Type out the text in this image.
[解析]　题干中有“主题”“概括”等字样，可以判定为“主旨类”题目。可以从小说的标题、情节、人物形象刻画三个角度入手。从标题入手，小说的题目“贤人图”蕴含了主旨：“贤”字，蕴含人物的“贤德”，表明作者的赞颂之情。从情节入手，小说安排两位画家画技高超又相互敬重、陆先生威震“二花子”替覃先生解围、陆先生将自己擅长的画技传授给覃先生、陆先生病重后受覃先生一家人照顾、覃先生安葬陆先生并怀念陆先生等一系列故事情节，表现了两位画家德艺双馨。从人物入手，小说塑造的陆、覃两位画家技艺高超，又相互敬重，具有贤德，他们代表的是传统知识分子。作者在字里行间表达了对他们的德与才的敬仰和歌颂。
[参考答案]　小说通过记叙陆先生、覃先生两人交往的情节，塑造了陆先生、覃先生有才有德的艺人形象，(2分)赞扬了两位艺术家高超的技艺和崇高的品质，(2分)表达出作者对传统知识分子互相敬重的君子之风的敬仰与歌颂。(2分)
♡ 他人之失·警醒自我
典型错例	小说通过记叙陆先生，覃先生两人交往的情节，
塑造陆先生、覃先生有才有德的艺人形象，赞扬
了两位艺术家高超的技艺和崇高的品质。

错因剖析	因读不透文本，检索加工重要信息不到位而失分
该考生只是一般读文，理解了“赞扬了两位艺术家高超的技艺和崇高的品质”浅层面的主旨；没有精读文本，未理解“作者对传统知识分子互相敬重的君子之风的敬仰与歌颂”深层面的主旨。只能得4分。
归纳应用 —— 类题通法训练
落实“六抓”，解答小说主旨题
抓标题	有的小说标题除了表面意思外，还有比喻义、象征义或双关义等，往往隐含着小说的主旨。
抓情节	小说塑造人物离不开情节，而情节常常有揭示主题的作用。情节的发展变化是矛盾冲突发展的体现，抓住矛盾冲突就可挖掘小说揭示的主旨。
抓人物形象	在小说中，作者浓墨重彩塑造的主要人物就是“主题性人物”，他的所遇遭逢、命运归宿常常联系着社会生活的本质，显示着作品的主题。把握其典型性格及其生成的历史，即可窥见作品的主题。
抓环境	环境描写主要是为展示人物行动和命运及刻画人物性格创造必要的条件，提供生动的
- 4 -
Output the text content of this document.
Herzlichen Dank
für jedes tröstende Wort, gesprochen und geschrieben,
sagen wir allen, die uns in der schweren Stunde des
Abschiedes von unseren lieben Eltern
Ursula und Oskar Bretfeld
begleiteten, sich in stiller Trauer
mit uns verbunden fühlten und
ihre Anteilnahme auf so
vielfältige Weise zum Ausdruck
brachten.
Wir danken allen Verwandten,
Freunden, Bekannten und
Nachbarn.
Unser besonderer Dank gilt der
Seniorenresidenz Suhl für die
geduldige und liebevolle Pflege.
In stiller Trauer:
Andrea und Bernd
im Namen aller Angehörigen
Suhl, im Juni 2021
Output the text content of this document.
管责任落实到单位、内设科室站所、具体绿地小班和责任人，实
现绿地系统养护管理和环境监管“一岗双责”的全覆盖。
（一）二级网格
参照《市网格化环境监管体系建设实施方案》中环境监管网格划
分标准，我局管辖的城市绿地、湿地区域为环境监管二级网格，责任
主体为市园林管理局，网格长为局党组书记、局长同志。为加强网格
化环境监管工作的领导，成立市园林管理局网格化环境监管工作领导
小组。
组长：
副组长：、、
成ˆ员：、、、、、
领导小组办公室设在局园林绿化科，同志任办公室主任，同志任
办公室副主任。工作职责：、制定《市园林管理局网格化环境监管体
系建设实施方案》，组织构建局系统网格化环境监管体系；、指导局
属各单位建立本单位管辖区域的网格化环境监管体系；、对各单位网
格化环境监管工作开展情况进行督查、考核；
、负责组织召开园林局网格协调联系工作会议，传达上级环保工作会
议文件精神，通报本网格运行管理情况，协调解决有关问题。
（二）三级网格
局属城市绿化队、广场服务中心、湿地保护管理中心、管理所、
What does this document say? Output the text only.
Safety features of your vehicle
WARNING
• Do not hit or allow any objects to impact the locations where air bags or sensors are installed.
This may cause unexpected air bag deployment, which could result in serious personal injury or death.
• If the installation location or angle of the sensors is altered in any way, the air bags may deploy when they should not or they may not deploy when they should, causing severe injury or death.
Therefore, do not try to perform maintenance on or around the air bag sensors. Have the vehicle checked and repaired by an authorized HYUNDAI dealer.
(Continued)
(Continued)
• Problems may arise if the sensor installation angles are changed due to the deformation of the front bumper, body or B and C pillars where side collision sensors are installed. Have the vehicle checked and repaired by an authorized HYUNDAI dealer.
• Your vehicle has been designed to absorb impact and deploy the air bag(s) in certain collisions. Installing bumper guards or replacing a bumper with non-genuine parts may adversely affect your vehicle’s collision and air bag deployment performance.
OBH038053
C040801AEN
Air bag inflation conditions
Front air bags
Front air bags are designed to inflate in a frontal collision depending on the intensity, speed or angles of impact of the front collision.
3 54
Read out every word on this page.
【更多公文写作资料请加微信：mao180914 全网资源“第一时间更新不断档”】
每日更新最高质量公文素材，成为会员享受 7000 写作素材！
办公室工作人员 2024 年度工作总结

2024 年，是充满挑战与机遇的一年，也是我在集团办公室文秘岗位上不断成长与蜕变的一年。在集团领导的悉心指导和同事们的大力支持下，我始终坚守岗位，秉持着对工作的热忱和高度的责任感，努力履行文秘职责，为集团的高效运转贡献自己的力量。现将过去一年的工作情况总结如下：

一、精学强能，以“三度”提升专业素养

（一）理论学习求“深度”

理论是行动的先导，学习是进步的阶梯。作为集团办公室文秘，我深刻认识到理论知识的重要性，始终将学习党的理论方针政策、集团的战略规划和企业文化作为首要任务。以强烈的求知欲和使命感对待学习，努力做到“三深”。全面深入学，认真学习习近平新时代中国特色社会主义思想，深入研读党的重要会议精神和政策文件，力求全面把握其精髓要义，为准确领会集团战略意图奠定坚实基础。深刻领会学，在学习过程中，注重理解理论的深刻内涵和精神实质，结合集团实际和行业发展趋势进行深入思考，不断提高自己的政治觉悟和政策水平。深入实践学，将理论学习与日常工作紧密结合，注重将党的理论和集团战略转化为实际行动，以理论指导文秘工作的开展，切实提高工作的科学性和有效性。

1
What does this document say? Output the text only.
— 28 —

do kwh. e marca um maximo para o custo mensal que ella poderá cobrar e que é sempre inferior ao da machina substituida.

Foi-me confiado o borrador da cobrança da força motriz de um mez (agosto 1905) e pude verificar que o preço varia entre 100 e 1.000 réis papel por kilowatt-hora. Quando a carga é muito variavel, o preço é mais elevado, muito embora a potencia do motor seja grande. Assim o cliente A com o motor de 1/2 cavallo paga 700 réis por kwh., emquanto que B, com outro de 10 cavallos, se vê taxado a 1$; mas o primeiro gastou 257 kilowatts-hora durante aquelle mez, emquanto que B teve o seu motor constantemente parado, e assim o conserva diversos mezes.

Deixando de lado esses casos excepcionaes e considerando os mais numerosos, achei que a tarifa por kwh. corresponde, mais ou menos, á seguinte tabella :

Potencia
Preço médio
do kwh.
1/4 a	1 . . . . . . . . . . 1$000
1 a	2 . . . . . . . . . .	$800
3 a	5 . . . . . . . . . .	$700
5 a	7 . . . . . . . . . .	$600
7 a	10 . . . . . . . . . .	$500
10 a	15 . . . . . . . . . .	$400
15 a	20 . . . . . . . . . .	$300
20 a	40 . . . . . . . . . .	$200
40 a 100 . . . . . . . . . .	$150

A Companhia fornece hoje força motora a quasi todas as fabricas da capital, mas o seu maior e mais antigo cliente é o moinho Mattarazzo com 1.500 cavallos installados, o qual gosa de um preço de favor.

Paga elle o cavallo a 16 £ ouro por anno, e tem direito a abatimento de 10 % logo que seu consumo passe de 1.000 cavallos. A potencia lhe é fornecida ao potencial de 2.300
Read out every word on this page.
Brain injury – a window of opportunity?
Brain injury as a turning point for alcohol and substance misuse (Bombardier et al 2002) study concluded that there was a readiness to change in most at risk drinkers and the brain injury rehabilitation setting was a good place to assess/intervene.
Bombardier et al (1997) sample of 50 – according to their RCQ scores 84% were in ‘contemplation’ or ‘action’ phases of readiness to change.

- - -

*Request*
What is the number of lines that hold the string "Bombardier"? Reply with that number alone.

*Completed exercise*
2